Dataset items:

:::

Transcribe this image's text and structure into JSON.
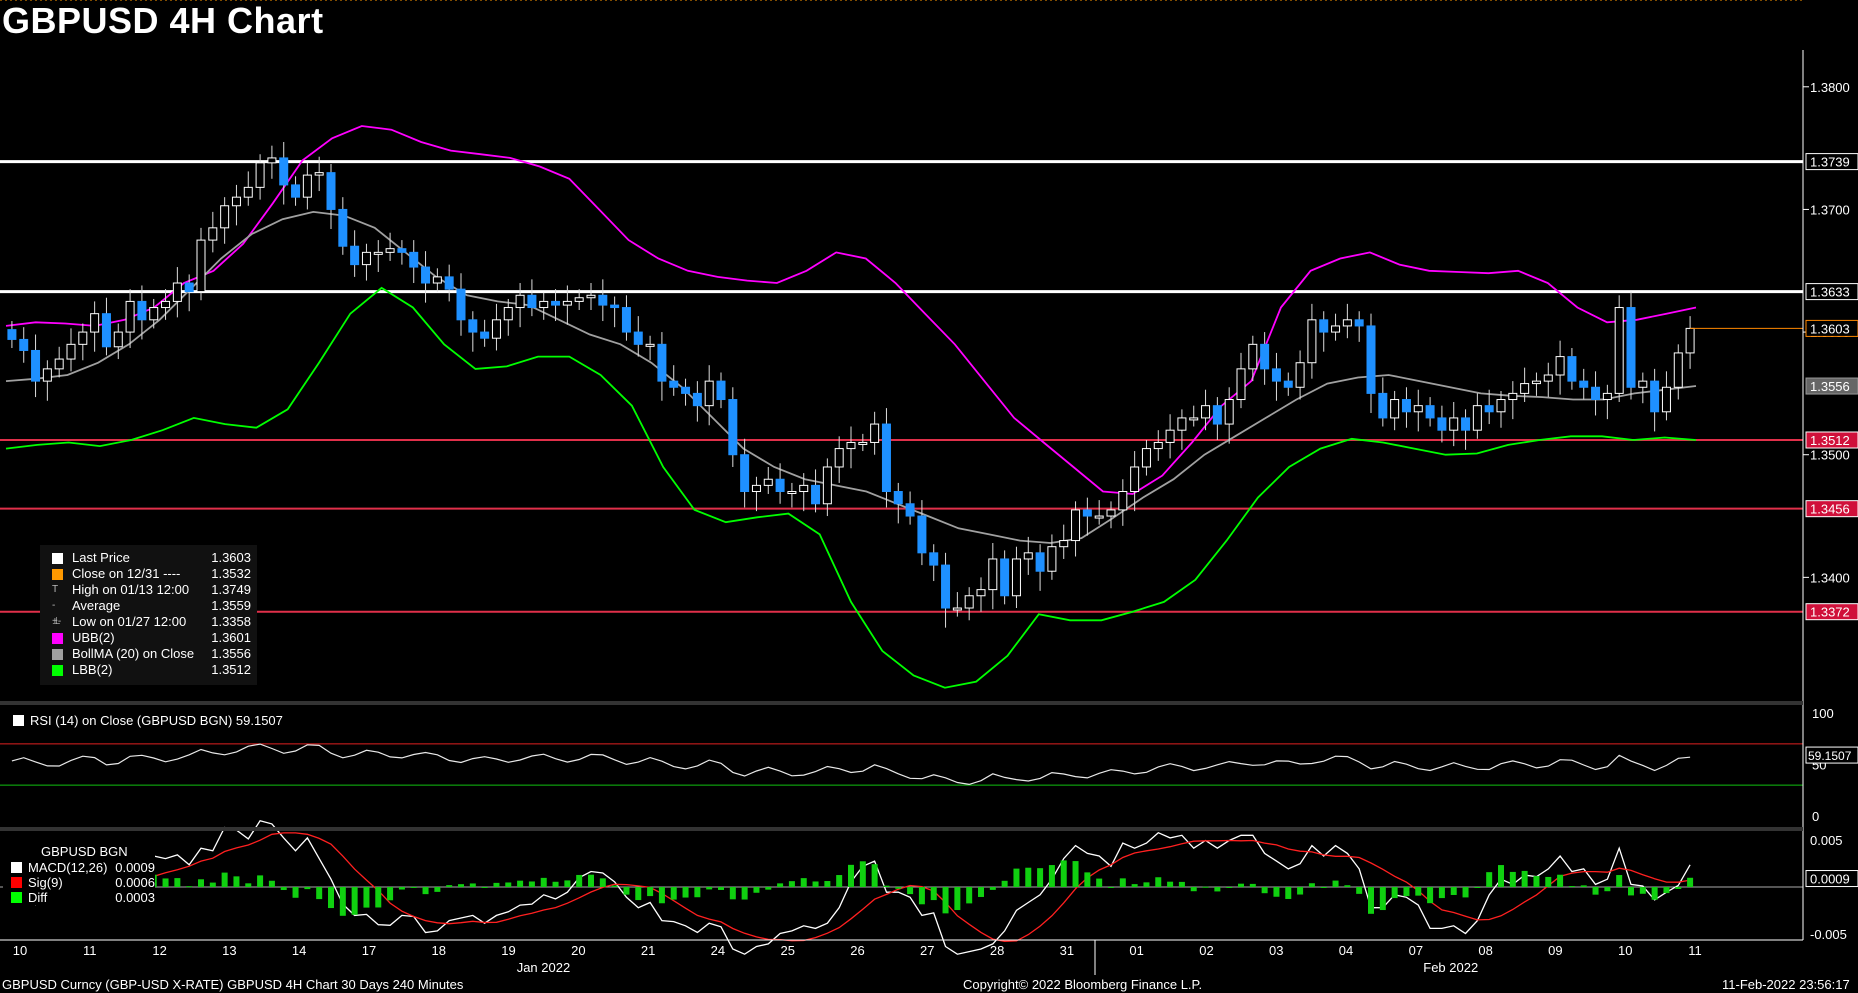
{
  "title": "GBPUSD 4H Chart",
  "footer": {
    "left": "GBPUSD Curncy (GBP-USD X-RATE) GBPUSD 4H Chart 30 Days 240 Minutes",
    "center": "Copyright© 2022 Bloomberg Finance L.P.",
    "right": "11-Feb-2022 23:56:17"
  },
  "colors": {
    "up": "#ffffff",
    "down": "#1e90ff",
    "ubb": "#ff00ff",
    "lbb": "#00ff00",
    "bollma": "#a0a0a0",
    "resistance": "#ffffff",
    "support": "#e0304a",
    "close_ref": "#ff9900"
  },
  "legend": [
    {
      "label": "Last Price",
      "value": "1.3603",
      "swatch": "#ffffff"
    },
    {
      "label": "Close on 12/31 ----",
      "value": "1.3532",
      "swatch": "#ff9900"
    },
    {
      "label": "High on 01/13 12:00",
      "value": "1.3749",
      "swatch": "none",
      "marker": "T"
    },
    {
      "label": "Average",
      "value": "1.3559",
      "swatch": "none",
      "marker": "-+-"
    },
    {
      "label": "Low on 01/27 12:00",
      "value": "1.3358",
      "swatch": "none",
      "marker": "⊥"
    },
    {
      "label": "UBB(2)",
      "value": "1.3601",
      "swatch": "#ff00ff"
    },
    {
      "label": "BollMA (20)  on Close",
      "value": "1.3556",
      "swatch": "#a0a0a0"
    },
    {
      "label": "LBB(2)",
      "value": "1.3512",
      "swatch": "#00ff00"
    }
  ],
  "rsi_label": "RSI (14)  on Close (GBPUSD BGN) 59.1507",
  "macd_legend": {
    "header": "GBPUSD BGN",
    "rows": [
      {
        "label": "MACD(12,26)",
        "value": "0.0009",
        "swatch": "#ffffff"
      },
      {
        "label": "Sig(9)",
        "value": "0.0006",
        "swatch": "#ff0000"
      },
      {
        "label": "Diff",
        "value": "0.0003",
        "swatch": "#00ff00"
      }
    ]
  },
  "chart_data": {
    "type": "candlestick",
    "title": "GBPUSD 4H Chart",
    "ylim": [
      1.33,
      1.383
    ],
    "y_ticks": [
      "1.3400",
      "1.3500",
      "1.3600",
      "1.3700",
      "1.3800"
    ],
    "x_tick_labels": [
      "10",
      "11",
      "12",
      "13",
      "14",
      "17",
      "18",
      "19",
      "20",
      "21",
      "24",
      "25",
      "26",
      "27",
      "28",
      "31",
      "01",
      "02",
      "03",
      "04",
      "07",
      "08",
      "09",
      "10",
      "11"
    ],
    "x_month_labels": [
      {
        "label": "Jan 2022",
        "after_day_index": 7
      },
      {
        "label": "Feb 2022",
        "after_day_index": 20
      }
    ],
    "horizontal_levels": [
      {
        "value": 1.3739,
        "label": "1.3739",
        "kind": "resistance"
      },
      {
        "value": 1.3633,
        "label": "1.3633",
        "kind": "resistance"
      },
      {
        "value": 1.3512,
        "label": "1.3512",
        "kind": "support"
      },
      {
        "value": 1.3456,
        "label": "1.3456",
        "kind": "support"
      },
      {
        "value": 1.3372,
        "label": "1.3372",
        "kind": "support"
      }
    ],
    "close_reference": 1.3532,
    "last_price": {
      "value": 1.3603,
      "label": "1.3603"
    },
    "bollma_last": {
      "value": 1.3556,
      "label": "1.3556"
    },
    "closes": [
      1.3594,
      1.3585,
      1.356,
      1.357,
      1.3578,
      1.359,
      1.36,
      1.3615,
      1.3588,
      1.36,
      1.3625,
      1.361,
      1.362,
      1.3625,
      1.364,
      1.3633,
      1.3675,
      1.3685,
      1.3703,
      1.371,
      1.3718,
      1.3738,
      1.3742,
      1.372,
      1.371,
      1.3728,
      1.373,
      1.37,
      1.367,
      1.3655,
      1.3665,
      1.3665,
      1.3668,
      1.3665,
      1.3653,
      1.364,
      1.3645,
      1.3635,
      1.361,
      1.36,
      1.3595,
      1.361,
      1.362,
      1.363,
      1.362,
      1.3625,
      1.3622,
      1.3625,
      1.3628,
      1.363,
      1.3622,
      1.362,
      1.36,
      1.359,
      1.359,
      1.356,
      1.3555,
      1.355,
      1.354,
      1.356,
      1.3545,
      1.35,
      1.347,
      1.3475,
      1.348,
      1.347,
      1.347,
      1.3475,
      1.346,
      1.349,
      1.3505,
      1.351,
      1.351,
      1.3525,
      1.347,
      1.346,
      1.345,
      1.342,
      1.341,
      1.3375,
      1.3375,
      1.3385,
      1.339,
      1.3415,
      1.3385,
      1.3415,
      1.342,
      1.3405,
      1.3425,
      1.343,
      1.3455,
      1.345,
      1.345,
      1.3455,
      1.347,
      1.349,
      1.3505,
      1.351,
      1.352,
      1.353,
      1.353,
      1.354,
      1.3525,
      1.3545,
      1.357,
      1.359,
      1.357,
      1.356,
      1.3555,
      1.3575,
      1.361,
      1.36,
      1.3605,
      1.361,
      1.3605,
      1.355,
      1.353,
      1.3545,
      1.3535,
      1.354,
      1.353,
      1.352,
      1.353,
      1.352,
      1.354,
      1.3535,
      1.3545,
      1.355,
      1.3558,
      1.356,
      1.3565,
      1.358,
      1.356,
      1.3555,
      1.3545,
      1.355,
      1.362,
      1.3555,
      1.356,
      1.3535,
      1.3555,
      1.3583,
      1.3603
    ],
    "ubb": [
      1.3605,
      1.3608,
      1.3607,
      1.3605,
      1.361,
      1.362,
      1.364,
      1.365,
      1.3672,
      1.3705,
      1.374,
      1.3758,
      1.3768,
      1.3765,
      1.3755,
      1.3748,
      1.3745,
      1.3742,
      1.3735,
      1.3725,
      1.37,
      1.3675,
      1.366,
      1.365,
      1.3645,
      1.3642,
      1.364,
      1.365,
      1.3665,
      1.366,
      1.364,
      1.3615,
      1.359,
      1.356,
      1.353,
      1.351,
      1.349,
      1.347,
      1.3468,
      1.3483,
      1.351,
      1.354,
      1.356,
      1.362,
      1.365,
      1.366,
      1.3665,
      1.3655,
      1.365,
      1.3649,
      1.3648,
      1.365,
      1.364,
      1.362,
      1.3608,
      1.361,
      1.3615,
      1.362
    ],
    "bollma": [
      1.356,
      1.3562,
      1.3565,
      1.3575,
      1.359,
      1.361,
      1.3635,
      1.366,
      1.368,
      1.3692,
      1.3698,
      1.3695,
      1.3685,
      1.3665,
      1.3645,
      1.363,
      1.3625,
      1.3622,
      1.361,
      1.3598,
      1.359,
      1.3575,
      1.3555,
      1.353,
      1.3505,
      1.349,
      1.348,
      1.3475,
      1.347,
      1.346,
      1.345,
      1.344,
      1.3435,
      1.343,
      1.3428,
      1.3432,
      1.3448,
      1.3465,
      1.348,
      1.35,
      1.3515,
      1.353,
      1.3545,
      1.3558,
      1.3563,
      1.3565,
      1.356,
      1.3555,
      1.355,
      1.3548,
      1.3547,
      1.3545,
      1.3545,
      1.355,
      1.3553,
      1.3556
    ],
    "lbb": [
      1.3505,
      1.3508,
      1.351,
      1.3507,
      1.3512,
      1.352,
      1.353,
      1.3525,
      1.3522,
      1.3537,
      1.3575,
      1.3615,
      1.3636,
      1.362,
      1.359,
      1.357,
      1.3572,
      1.358,
      1.358,
      1.3565,
      1.354,
      1.349,
      1.3455,
      1.3445,
      1.3449,
      1.3452,
      1.3435,
      1.338,
      1.334,
      1.332,
      1.331,
      1.3315,
      1.3336,
      1.337,
      1.3365,
      1.3365,
      1.3372,
      1.338,
      1.3398,
      1.343,
      1.3465,
      1.349,
      1.3505,
      1.3513,
      1.351,
      1.3505,
      1.35,
      1.3501,
      1.3508,
      1.3512,
      1.3515,
      1.3515,
      1.3512,
      1.3514,
      1.3512
    ]
  }
}
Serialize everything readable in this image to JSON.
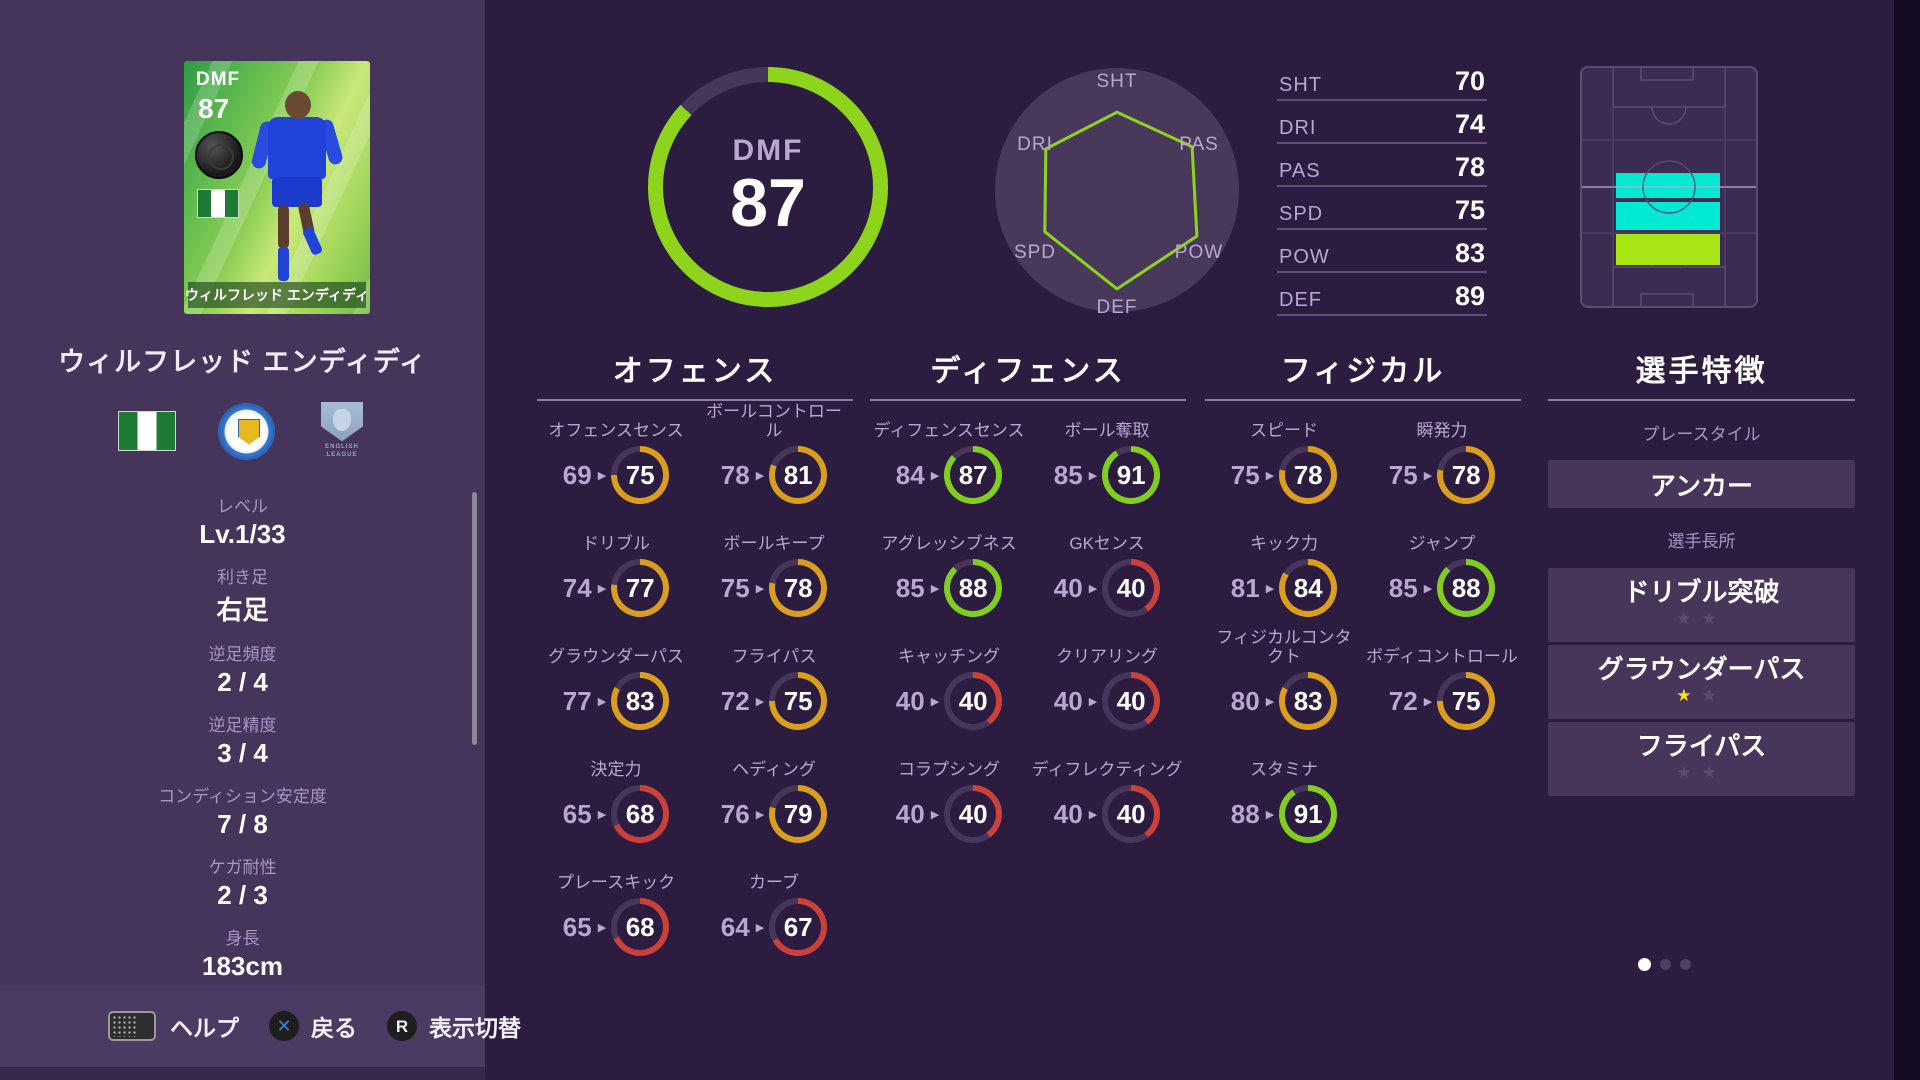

:::

Pick out the lines containing the string "this" and show them.

Transcribe this image's text and structure into JSON.
Serialize everything readable in this image to JSON.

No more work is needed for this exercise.